--- START OF Supplied data ---
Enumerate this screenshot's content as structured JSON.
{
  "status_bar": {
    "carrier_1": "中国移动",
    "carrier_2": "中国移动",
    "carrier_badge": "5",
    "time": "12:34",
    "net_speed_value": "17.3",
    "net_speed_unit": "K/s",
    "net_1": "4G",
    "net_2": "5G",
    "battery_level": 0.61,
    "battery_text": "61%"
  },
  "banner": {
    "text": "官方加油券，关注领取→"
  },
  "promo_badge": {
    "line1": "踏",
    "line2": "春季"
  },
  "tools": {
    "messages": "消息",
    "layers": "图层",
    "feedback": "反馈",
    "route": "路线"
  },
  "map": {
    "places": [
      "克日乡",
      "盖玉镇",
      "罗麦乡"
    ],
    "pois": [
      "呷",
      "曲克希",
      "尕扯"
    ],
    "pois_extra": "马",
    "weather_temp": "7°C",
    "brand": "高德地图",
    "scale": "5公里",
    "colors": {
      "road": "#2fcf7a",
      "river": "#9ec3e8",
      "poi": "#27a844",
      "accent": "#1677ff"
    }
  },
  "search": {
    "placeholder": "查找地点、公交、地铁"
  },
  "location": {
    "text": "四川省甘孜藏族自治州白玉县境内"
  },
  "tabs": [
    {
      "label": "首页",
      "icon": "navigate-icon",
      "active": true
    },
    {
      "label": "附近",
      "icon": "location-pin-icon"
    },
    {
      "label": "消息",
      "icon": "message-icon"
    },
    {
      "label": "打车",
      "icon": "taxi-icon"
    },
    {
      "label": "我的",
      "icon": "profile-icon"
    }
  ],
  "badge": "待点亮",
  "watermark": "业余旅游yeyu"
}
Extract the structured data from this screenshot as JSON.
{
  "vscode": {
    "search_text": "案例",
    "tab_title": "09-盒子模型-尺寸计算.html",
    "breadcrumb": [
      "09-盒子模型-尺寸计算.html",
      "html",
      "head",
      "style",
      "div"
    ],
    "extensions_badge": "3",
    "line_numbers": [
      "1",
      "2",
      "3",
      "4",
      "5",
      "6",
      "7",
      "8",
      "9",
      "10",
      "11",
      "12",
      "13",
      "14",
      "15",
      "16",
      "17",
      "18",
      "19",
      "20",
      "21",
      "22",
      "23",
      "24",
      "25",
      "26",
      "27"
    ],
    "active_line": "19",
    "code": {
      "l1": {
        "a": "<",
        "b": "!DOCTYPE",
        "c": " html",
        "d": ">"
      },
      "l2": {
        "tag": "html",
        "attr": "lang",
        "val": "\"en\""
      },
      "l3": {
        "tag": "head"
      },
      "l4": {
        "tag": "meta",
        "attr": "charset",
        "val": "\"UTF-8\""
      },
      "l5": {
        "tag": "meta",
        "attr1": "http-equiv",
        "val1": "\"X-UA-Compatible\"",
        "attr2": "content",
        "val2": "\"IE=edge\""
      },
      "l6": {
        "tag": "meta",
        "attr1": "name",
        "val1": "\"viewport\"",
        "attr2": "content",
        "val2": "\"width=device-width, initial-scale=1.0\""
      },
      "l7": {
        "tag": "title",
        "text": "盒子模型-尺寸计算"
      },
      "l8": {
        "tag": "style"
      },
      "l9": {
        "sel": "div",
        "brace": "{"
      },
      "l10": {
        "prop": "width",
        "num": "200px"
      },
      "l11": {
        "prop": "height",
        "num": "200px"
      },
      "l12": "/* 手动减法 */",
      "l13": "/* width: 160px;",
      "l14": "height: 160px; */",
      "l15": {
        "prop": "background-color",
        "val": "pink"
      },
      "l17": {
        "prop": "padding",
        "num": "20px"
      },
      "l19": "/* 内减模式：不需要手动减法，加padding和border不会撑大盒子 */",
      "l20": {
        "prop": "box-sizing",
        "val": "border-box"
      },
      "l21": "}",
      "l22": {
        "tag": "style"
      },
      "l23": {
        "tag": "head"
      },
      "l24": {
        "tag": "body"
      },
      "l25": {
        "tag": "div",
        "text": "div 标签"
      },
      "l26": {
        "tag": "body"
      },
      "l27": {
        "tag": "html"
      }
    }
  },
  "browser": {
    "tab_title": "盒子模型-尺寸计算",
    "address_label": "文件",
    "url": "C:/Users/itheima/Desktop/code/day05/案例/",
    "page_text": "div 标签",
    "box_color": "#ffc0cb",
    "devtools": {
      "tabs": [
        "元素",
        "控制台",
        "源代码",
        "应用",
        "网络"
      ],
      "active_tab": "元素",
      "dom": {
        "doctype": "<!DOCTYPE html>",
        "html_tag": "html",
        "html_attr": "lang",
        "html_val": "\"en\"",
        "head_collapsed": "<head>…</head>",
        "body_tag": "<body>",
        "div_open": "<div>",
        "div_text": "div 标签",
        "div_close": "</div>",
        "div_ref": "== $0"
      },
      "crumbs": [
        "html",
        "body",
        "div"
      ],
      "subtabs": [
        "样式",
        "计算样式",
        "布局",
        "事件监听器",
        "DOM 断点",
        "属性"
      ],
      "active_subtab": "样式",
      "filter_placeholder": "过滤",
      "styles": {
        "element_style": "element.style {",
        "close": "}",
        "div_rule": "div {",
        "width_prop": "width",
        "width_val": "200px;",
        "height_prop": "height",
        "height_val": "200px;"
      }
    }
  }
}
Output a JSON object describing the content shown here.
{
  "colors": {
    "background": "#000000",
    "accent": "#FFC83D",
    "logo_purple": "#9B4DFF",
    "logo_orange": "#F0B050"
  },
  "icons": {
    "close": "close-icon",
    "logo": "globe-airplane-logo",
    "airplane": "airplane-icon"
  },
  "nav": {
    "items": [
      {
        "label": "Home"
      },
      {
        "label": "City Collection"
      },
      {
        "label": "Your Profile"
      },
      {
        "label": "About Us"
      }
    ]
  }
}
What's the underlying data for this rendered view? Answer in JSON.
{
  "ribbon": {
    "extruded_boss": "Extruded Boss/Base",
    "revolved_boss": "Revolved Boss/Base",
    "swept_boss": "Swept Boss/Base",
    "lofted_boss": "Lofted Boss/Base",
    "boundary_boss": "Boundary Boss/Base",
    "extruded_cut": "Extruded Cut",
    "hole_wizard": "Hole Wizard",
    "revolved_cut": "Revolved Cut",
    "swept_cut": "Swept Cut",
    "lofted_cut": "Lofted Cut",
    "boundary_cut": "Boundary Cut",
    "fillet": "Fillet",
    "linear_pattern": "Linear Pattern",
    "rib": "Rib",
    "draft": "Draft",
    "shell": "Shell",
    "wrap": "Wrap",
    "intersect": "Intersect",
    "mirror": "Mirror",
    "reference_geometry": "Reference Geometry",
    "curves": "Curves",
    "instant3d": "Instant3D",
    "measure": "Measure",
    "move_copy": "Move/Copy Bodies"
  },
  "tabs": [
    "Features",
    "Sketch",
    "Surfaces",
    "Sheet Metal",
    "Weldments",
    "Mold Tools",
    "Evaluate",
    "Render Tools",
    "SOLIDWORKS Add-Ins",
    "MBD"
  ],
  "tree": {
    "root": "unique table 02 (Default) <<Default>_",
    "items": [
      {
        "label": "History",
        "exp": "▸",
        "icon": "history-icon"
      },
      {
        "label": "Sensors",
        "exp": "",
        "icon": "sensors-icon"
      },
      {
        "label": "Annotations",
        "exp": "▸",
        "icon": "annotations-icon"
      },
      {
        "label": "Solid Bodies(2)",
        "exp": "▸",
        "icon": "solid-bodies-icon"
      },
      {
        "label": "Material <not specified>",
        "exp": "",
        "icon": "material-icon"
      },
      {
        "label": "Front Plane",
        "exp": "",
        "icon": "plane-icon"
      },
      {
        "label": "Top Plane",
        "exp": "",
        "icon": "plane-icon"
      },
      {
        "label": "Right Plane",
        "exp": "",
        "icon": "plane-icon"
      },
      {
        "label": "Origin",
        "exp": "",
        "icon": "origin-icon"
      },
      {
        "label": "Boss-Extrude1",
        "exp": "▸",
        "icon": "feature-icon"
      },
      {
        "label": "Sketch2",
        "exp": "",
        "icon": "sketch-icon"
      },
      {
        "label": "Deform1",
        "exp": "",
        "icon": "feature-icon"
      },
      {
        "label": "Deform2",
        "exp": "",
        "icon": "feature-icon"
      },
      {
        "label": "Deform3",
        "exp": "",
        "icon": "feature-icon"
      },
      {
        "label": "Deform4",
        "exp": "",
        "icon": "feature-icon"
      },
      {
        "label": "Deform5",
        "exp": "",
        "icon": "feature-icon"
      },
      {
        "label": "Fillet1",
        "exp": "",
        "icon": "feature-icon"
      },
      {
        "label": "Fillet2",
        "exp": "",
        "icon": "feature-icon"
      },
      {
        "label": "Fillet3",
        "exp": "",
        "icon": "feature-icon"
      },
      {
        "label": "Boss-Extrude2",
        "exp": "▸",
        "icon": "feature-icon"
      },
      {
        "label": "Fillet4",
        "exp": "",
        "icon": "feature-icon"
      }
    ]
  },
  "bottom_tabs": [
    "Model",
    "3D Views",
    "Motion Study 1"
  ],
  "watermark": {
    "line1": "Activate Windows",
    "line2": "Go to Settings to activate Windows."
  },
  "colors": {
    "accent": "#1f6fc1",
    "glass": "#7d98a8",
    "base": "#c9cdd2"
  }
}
--- END OF Supplied data ---
Exercise aim ▸
Report only the number of lines in the records that include the word "background".

Solution for this task ▸
2